PROBLEM TO WORK ON: Output the data that follows exactly, line for line.

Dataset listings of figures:
────────

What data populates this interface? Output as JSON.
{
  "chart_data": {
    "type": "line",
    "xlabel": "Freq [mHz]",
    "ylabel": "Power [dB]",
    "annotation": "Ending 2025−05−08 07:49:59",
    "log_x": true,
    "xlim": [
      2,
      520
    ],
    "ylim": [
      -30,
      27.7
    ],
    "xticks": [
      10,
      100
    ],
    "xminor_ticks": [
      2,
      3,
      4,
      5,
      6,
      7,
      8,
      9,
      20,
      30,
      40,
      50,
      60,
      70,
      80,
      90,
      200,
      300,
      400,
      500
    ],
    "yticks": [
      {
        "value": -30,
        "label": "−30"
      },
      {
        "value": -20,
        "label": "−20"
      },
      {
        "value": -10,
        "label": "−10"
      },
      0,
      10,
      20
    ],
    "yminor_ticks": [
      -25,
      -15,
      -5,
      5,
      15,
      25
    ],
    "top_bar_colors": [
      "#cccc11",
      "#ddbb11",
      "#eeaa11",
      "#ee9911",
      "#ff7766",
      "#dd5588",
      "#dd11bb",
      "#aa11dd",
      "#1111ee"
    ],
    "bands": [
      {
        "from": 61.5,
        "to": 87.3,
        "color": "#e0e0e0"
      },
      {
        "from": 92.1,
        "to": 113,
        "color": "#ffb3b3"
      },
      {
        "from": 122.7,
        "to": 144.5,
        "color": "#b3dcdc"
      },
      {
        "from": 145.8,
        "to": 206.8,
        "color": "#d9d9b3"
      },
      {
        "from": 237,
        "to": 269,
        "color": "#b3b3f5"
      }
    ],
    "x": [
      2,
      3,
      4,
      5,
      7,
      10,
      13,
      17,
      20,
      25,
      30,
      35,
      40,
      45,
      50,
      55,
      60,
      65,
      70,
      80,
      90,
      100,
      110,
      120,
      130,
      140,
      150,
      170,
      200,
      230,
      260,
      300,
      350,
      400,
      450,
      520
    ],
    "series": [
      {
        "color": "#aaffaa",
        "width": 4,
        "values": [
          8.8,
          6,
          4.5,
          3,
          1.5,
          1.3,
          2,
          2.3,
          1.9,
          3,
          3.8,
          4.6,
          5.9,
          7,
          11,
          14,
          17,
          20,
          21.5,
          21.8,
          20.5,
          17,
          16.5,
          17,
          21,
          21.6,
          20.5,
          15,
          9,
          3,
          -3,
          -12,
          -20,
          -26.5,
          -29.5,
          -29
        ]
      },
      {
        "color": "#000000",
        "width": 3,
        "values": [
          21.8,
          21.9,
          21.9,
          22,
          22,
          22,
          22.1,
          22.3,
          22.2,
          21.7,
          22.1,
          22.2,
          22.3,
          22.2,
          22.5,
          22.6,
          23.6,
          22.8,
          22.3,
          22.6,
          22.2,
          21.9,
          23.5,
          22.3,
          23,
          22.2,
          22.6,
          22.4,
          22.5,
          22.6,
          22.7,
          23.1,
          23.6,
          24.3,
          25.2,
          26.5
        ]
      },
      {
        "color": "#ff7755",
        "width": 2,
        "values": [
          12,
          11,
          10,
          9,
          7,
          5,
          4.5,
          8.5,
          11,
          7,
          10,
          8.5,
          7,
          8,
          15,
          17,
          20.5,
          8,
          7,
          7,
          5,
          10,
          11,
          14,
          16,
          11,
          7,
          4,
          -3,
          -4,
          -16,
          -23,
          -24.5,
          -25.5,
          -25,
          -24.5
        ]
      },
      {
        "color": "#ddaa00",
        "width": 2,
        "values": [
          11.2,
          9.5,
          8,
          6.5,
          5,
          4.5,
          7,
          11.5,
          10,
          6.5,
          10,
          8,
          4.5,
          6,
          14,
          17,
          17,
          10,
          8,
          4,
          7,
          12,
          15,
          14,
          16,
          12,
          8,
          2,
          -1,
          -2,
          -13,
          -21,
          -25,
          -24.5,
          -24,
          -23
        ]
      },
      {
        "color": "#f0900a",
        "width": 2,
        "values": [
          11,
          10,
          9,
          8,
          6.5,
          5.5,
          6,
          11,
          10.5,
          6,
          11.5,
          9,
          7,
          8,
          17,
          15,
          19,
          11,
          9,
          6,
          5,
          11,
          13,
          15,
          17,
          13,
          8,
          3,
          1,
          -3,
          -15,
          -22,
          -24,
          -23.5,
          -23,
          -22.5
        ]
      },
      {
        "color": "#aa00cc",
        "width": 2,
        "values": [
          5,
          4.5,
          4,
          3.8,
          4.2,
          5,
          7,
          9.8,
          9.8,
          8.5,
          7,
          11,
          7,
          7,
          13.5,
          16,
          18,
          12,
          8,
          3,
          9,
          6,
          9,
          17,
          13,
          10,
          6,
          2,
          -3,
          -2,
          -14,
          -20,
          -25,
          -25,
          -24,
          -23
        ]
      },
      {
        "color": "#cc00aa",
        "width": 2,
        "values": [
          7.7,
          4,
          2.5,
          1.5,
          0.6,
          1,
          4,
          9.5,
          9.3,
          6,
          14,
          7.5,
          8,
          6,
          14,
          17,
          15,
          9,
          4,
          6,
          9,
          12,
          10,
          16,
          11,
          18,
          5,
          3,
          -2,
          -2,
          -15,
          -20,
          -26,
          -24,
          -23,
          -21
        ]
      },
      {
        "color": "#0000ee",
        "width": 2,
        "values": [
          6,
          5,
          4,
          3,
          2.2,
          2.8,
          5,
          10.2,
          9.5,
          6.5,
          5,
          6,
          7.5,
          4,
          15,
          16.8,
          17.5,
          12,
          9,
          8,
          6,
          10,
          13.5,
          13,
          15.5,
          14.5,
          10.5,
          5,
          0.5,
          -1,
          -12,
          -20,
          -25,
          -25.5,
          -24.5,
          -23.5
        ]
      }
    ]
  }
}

────────

TASK OUTPUT:
What data populates this interface? Output as JSON.
{
  "chart_data": {
    "type": "line",
    "xlabel": "Freq [mHz]",
    "ylabel": "Power [dB]",
    "annotation": "Ending 2025−05−08 07:49:59",
    "log_x": true,
    "xlim": [
      2,
      520
    ],
    "ylim": [
      -30,
      27.7
    ],
    "xticks": [
      10,
      100
    ],
    "xminor_ticks": [
      2,
      3,
      4,
      5,
      6,
      7,
      8,
      9,
      20,
      30,
      40,
      50,
      60,
      70,
      80,
      90,
      200,
      300,
      400,
      500
    ],
    "yticks": [
      {
        "value": -30,
        "label": "−30"
      },
      {
        "value": -20,
        "label": "−20"
      },
      {
        "value": -10,
        "label": "−10"
      },
      0,
      10,
      20
    ],
    "yminor_ticks": [
      -25,
      -15,
      -5,
      5,
      15,
      25
    ],
    "top_bar_colors": [
      "#cccc11",
      "#ddbb11",
      "#eeaa11",
      "#ee9911",
      "#ff7766",
      "#dd5588",
      "#dd11bb",
      "#aa11dd",
      "#1111ee"
    ],
    "bands": [
      {
        "from": 61.5,
        "to": 87.3,
        "color": "#e0e0e0"
      },
      {
        "from": 92.1,
        "to": 113,
        "color": "#ffb3b3"
      },
      {
        "from": 122.7,
        "to": 144.5,
        "color": "#b3dcdc"
      },
      {
        "from": 145.8,
        "to": 206.8,
        "color": "#d9d9b3"
      },
      {
        "from": 237,
        "to": 269,
        "color": "#b3b3f5"
      }
    ],
    "x": [
      2,
      3,
      4,
      5,
      7,
      10,
      13,
      17,
      20,
      25,
      30,
      35,
      40,
      45,
      50,
      55,
      60,
      65,
      70,
      80,
      90,
      100,
      110,
      120,
      130,
      140,
      150,
      170,
      200,
      230,
      260,
      300,
      350,
      400,
      450,
      520
    ],
    "series": [
      {
        "color": "#aaffaa",
        "width": 4,
        "values": [
          8.8,
          6,
          4.5,
          3,
          1.5,
          1.3,
          2,
          2.3,
          1.9,
          3,
          3.8,
          4.6,
          5.9,
          7,
          11,
          14,
          17,
          20,
          21.5,
          21.8,
          20.5,
          17,
          16.5,
          17,
          21,
          21.6,
          20.5,
          15,
          9,
          3,
          -3,
          -12,
          -20,
          -26.5,
          -29.5,
          -29
        ]
      },
      {
        "color": "#000000",
        "width": 3,
        "values": [
          21.8,
          21.9,
          21.9,
          22,
          22,
          22,
          22.1,
          22.3,
          22.2,
          21.7,
          22.1,
          22.2,
          22.3,
          22.2,
          22.5,
          22.6,
          23.6,
          22.8,
          22.3,
          22.6,
          22.2,
          21.9,
          23.5,
          22.3,
          23,
          22.2,
          22.6,
          22.4,
          22.5,
          22.6,
          22.7,
          23.1,
          23.6,
          24.3,
          25.2,
          26.5
        ]
      },
      {
        "color": "#ff7755",
        "width": 2,
        "values": [
          12,
          11,
          10,
          9,
          7,
          5,
          4.5,
          8.5,
          11,
          7,
          10,
          8.5,
          7,
          8,
          15,
          17,
          20.5,
          8,
          7,
          7,
          5,
          10,
          11,
          14,
          16,
          11,
          7,
          4,
          -3,
          -4,
          -16,
          -23,
          -24.5,
          -25.5,
          -25,
          -24.5
        ]
      },
      {
        "color": "#ddaa00",
        "width": 2,
        "values": [
          11.2,
          9.5,
          8,
          6.5,
          5,
          4.5,
          7,
          11.5,
          10,
          6.5,
          10,
          8,
          4.5,
          6,
          14,
          17,
          17,
          10,
          8,
          4,
          7,
          12,
          15,
          14,
          16,
          12,
          8,
          2,
          -1,
          -2,
          -13,
          -21,
          -25,
          -24.5,
          -24,
          -23
        ]
      },
      {
        "color": "#f0900a",
        "width": 2,
        "values": [
          11,
          10,
          9,
          8,
          6.5,
          5.5,
          6,
          11,
          10.5,
          6,
          11.5,
          9,
          7,
          8,
          17,
          15,
          19,
          11,
          9,
          6,
          5,
          11,
          13,
          15,
          17,
          13,
          8,
          3,
          1,
          -3,
          -15,
          -22,
          -24,
          -23.5,
          -23,
          -22.5
        ]
      },
      {
        "color": "#aa00cc",
        "width": 2,
        "values": [
          5,
          4.5,
          4,
          3.8,
          4.2,
          5,
          7,
          9.8,
          9.8,
          8.5,
          7,
          11,
          7,
          7,
          13.5,
          16,
          18,
          12,
          8,
          3,
          9,
          6,
          9,
          17,
          13,
          10,
          6,
          2,
          -3,
          -2,
          -14,
          -20,
          -25,
          -25,
          -24,
          -23
        ]
      },
      {
        "color": "#cc00aa",
        "width": 2,
        "values": [
          7.7,
          4,
          2.5,
          1.5,
          0.6,
          1,
          4,
          9.5,
          9.3,
          6,
          14,
          7.5,
          8,
          6,
          14,
          17,
          15,
          9,
          4,
          6,
          9,
          12,
          10,
          16,
          11,
          18,
          5,
          3,
          -2,
          -2,
          -15,
          -20,
          -26,
          -24,
          -23,
          -21
        ]
      },
      {
        "color": "#0000ee",
        "width": 2,
        "values": [
          6,
          5,
          4,
          3,
          2.2,
          2.8,
          5,
          10.2,
          9.5,
          6.5,
          5,
          6,
          7.5,
          4,
          15,
          16.8,
          17.5,
          12,
          9,
          8,
          6,
          10,
          13.5,
          13,
          15.5,
          14.5,
          10.5,
          5,
          0.5,
          -1,
          -12,
          -20,
          -25,
          -25.5,
          -24.5,
          -23.5
        ]
      }
    ]
  }
}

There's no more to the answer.